◆ Your goal ◆
Copy each line of the material below that includes the string "author".

◆ Data rows ◆
┄┄┄┄┄┄
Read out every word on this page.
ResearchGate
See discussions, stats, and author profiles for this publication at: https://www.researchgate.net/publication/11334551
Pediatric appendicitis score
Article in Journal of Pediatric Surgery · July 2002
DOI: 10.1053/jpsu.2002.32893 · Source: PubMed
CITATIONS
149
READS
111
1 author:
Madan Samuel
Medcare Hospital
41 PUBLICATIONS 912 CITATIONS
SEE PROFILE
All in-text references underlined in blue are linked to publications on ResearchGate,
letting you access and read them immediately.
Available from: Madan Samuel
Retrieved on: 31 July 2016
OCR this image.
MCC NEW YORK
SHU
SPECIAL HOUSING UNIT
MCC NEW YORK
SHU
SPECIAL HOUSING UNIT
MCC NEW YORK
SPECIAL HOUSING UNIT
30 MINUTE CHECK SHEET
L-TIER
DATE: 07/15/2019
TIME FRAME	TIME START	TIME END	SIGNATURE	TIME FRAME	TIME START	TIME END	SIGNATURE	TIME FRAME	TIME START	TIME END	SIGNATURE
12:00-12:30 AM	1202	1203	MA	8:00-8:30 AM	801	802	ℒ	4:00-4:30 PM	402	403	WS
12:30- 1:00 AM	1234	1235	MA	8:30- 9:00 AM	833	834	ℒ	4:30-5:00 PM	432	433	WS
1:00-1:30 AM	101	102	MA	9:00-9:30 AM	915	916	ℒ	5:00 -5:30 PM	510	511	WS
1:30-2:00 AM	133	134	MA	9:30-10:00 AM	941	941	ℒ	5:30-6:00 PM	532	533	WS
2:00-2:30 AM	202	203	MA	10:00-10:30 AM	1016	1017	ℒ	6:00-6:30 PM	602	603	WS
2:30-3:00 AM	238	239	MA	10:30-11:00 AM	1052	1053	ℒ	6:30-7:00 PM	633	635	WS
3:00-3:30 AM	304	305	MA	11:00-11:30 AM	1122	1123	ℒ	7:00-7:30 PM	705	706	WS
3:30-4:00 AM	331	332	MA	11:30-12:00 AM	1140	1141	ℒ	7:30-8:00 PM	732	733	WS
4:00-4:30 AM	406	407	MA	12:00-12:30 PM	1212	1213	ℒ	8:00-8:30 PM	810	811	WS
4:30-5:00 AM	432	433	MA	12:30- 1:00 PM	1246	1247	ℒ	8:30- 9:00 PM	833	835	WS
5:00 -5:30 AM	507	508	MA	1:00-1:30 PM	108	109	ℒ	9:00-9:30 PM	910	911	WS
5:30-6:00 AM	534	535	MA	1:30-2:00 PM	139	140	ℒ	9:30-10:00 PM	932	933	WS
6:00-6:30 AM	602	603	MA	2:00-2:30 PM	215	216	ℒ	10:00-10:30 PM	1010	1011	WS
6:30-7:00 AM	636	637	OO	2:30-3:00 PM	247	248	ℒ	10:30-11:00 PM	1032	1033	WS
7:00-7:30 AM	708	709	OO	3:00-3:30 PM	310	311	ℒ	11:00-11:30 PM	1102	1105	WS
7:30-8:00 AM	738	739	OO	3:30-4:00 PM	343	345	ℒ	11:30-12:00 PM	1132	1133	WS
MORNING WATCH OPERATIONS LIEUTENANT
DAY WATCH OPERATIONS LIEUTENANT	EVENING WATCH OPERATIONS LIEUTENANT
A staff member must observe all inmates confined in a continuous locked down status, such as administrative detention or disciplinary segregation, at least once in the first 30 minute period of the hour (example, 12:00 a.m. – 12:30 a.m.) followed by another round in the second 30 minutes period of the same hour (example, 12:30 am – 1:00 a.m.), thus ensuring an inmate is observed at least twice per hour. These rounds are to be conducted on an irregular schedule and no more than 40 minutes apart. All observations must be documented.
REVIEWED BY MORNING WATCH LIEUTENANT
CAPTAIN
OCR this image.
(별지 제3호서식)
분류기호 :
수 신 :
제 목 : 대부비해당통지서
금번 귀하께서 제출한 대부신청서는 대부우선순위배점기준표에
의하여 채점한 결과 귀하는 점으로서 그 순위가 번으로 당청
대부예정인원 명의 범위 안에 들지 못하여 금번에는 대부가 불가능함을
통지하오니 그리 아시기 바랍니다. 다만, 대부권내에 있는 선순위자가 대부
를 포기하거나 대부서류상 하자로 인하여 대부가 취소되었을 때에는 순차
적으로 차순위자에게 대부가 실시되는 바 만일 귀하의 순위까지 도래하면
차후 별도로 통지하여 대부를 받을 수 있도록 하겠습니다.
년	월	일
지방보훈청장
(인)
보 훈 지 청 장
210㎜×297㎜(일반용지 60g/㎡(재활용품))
┄┄┄┄┄┄
◆ Output of the task ◆
See discussions, stats, and author profiles for this publication at: https://www.researchgate.net/publication/11334551
1 author:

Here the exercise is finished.